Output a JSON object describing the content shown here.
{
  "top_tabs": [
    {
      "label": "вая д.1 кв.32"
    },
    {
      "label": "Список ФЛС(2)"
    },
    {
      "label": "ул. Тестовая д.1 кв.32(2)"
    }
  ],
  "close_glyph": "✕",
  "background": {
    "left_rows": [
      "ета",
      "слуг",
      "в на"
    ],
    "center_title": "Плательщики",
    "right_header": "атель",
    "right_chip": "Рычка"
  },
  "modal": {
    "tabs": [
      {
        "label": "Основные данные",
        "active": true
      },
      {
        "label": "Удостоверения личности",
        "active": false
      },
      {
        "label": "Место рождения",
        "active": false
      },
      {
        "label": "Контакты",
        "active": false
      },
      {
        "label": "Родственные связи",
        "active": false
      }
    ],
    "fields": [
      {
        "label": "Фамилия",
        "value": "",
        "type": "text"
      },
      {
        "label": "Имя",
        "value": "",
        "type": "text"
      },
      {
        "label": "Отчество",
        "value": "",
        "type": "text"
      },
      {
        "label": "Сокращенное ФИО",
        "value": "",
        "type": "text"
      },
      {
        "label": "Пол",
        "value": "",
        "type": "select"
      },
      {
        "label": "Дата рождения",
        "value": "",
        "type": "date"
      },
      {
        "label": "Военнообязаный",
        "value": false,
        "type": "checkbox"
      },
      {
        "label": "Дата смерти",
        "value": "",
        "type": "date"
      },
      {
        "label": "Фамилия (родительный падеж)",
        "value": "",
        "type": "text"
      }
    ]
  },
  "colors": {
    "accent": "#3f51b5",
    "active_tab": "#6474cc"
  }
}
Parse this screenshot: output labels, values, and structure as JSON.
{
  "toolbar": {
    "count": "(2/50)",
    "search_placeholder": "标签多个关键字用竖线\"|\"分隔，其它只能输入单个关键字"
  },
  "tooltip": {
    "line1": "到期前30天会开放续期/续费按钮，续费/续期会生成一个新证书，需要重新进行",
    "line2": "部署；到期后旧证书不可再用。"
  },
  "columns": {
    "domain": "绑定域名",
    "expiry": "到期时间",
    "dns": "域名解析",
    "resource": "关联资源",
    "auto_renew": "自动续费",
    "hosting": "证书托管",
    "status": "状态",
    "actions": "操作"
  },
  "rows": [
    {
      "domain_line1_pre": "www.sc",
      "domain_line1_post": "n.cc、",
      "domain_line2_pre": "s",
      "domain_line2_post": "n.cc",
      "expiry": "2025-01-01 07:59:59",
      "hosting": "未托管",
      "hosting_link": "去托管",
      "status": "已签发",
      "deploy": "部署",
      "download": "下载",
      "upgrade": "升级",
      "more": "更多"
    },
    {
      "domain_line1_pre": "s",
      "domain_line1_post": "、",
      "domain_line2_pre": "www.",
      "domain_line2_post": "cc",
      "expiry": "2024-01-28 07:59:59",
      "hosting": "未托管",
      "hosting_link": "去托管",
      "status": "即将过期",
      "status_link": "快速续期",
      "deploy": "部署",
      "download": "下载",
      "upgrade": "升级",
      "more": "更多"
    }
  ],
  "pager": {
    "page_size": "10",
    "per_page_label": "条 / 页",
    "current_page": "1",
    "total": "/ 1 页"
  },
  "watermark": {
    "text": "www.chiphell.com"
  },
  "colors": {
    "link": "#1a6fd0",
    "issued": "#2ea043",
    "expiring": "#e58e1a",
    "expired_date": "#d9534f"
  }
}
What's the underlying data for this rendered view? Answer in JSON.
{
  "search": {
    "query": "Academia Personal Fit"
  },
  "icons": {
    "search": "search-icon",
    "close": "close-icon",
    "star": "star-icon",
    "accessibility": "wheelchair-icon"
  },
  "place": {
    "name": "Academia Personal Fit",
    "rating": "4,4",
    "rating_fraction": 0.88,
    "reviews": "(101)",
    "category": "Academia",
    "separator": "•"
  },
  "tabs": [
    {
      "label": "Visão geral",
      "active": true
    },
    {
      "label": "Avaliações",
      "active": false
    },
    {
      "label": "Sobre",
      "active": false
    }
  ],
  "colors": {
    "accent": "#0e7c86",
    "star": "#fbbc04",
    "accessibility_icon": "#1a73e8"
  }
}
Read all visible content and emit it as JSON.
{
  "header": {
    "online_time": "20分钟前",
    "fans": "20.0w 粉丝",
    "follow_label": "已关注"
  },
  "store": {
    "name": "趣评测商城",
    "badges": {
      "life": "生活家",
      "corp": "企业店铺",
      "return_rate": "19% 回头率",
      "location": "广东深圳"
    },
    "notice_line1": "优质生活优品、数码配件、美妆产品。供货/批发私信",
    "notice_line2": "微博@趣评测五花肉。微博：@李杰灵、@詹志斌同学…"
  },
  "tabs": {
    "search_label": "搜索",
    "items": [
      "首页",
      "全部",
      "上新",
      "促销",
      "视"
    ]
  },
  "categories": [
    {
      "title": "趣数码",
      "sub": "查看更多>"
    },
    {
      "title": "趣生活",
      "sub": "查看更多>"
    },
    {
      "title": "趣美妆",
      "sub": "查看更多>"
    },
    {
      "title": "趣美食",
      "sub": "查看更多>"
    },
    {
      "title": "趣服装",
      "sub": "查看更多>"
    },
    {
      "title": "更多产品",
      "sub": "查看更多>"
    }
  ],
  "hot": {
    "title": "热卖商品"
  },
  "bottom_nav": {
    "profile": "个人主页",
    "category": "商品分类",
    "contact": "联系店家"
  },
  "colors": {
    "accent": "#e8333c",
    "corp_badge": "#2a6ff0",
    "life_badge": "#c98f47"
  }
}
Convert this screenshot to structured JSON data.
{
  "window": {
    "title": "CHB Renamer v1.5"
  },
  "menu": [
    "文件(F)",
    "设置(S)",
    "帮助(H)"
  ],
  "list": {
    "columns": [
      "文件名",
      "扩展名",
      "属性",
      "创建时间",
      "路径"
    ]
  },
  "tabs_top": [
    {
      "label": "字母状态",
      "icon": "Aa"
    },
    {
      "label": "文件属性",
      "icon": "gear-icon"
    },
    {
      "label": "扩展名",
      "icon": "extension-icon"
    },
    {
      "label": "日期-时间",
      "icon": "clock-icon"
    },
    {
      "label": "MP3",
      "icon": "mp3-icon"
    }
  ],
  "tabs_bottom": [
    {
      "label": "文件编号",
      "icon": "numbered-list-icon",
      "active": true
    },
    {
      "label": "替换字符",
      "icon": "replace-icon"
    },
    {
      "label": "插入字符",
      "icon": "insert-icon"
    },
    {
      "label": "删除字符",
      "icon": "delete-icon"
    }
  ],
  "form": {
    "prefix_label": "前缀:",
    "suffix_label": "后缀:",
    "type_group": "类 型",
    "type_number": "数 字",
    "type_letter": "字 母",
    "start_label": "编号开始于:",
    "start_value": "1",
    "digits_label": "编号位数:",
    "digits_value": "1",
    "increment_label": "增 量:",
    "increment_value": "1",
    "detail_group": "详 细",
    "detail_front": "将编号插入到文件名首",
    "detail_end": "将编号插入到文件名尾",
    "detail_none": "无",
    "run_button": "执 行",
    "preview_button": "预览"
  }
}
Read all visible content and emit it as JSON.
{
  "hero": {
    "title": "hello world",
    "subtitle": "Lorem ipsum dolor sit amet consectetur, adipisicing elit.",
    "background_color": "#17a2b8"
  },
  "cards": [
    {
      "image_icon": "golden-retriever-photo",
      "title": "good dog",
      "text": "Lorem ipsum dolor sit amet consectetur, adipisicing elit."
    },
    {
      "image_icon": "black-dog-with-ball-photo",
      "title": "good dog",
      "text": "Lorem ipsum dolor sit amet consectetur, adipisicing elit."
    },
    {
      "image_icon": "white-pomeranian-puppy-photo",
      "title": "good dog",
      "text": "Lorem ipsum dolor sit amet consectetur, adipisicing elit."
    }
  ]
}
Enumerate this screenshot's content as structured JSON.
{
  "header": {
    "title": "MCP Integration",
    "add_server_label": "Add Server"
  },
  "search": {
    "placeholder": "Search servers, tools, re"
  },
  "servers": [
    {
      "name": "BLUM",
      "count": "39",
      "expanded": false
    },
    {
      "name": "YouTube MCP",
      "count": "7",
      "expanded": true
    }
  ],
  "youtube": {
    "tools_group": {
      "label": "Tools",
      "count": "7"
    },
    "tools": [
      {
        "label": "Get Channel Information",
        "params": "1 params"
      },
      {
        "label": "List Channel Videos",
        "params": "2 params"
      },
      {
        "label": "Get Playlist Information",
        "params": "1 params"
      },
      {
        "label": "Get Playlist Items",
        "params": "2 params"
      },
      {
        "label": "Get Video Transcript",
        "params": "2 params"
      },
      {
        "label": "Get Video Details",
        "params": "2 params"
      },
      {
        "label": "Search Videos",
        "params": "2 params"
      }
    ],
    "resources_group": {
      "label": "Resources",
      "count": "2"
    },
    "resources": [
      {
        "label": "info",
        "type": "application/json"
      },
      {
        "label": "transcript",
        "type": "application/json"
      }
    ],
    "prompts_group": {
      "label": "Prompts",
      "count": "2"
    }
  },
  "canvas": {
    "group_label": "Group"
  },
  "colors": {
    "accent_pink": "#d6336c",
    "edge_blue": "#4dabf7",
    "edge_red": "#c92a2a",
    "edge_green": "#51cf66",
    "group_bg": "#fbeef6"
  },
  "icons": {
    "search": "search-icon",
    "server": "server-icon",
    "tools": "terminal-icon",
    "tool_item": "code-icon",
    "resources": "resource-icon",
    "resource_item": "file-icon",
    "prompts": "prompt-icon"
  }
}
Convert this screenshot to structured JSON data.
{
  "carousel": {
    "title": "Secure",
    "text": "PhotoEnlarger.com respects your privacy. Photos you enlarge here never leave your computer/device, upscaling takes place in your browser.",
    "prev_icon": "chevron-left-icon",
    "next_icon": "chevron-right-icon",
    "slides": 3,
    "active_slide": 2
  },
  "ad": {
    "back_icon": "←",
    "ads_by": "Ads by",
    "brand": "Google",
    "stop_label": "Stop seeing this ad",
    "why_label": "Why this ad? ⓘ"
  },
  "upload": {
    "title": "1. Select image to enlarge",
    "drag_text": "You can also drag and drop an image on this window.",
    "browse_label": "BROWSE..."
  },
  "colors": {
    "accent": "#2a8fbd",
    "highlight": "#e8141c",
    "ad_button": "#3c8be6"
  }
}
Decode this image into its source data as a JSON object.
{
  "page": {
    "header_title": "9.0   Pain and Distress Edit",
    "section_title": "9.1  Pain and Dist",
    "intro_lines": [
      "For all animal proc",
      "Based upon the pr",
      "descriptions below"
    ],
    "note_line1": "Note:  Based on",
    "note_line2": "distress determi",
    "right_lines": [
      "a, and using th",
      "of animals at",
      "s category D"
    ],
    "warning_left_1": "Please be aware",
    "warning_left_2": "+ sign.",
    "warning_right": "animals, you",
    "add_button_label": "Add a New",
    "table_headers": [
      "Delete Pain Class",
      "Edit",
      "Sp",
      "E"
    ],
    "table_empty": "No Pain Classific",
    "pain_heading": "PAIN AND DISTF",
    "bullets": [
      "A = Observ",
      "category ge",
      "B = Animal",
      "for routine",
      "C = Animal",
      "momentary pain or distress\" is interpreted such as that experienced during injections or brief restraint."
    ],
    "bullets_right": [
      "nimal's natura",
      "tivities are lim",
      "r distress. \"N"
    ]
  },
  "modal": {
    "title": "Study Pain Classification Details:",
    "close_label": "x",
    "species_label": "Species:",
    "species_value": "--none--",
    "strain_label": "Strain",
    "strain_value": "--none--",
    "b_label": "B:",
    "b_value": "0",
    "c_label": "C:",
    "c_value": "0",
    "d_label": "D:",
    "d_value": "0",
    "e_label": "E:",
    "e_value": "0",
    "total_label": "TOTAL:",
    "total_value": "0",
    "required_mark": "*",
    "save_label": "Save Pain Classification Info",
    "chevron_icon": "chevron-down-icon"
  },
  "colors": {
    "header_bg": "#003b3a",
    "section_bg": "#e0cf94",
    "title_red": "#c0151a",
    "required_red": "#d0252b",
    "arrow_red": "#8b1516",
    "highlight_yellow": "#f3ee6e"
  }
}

|---|

**Aim**.
Tally every line of the data that holds the word "animals" and write the count alone.

**Answer for this exercise**.
2